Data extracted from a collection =
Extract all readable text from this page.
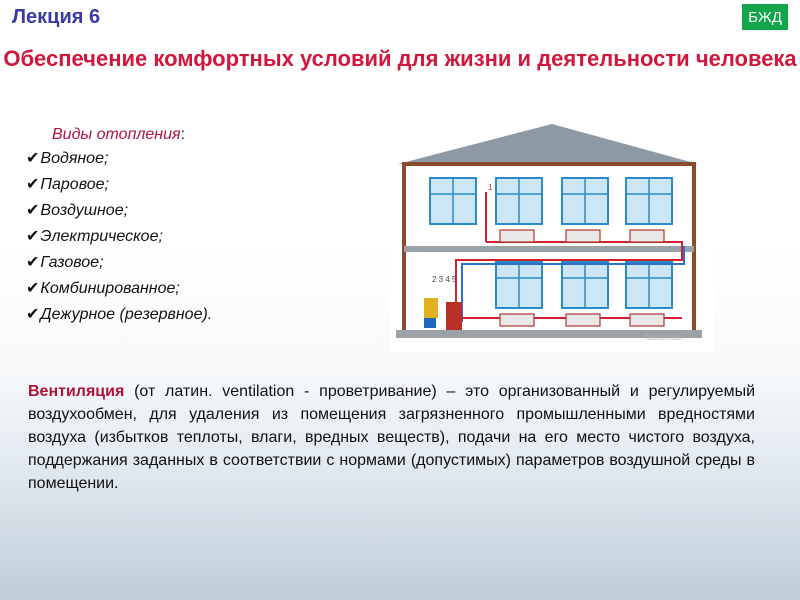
Лекция 6	БЖД
Обеспечение комфортных условий для жизни и деятельности человека
Виды отопления:
✔Водяное;
✔Паровое;
✔Воздушное;
✔Электрическое;
✔Газовое;
✔Комбинированное;
✔Дежурное (резервное).
1
2 3 4 5
Techcenter

Вентиляция (от латин. ventilation - проветривание) – это организованный и регулируемый воздухообмен, для удаления из помещения загрязненного промышленными вредностями воздуха (избытков теплоты, влаги, вредных веществ), подачи на его место чистого воздуха, поддержания заданных в соответствии с нормами (допустимых) параметров воздушной среды в помещении.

Exercise description =
Write the records above out again exactly, with no pictures in your copy.

Exercise response =
Extract all readable text from this page.
Лекция 6	БЖД
Обеспечение комфортных условий для жизни и деятельности человека
Виды отопления:
✔Водяное;
✔Паровое;
✔Воздушное;
✔Электрическое;
✔Газовое;
✔Комбинированное;
✔Дежурное (резервное).
1
2 3 4 5
Techcenter

Вентиляция (от латин. ventilation - проветривание) – это организованный и регулируемый воздухообмен, для удаления из помещения загрязненного промышленными вредностями воздуха (избытков теплоты, влаги, вредных веществ), подачи на его место чистого воздуха, поддержания заданных в соответствии с нормами (допустимых) параметров воздушной среды в помещении.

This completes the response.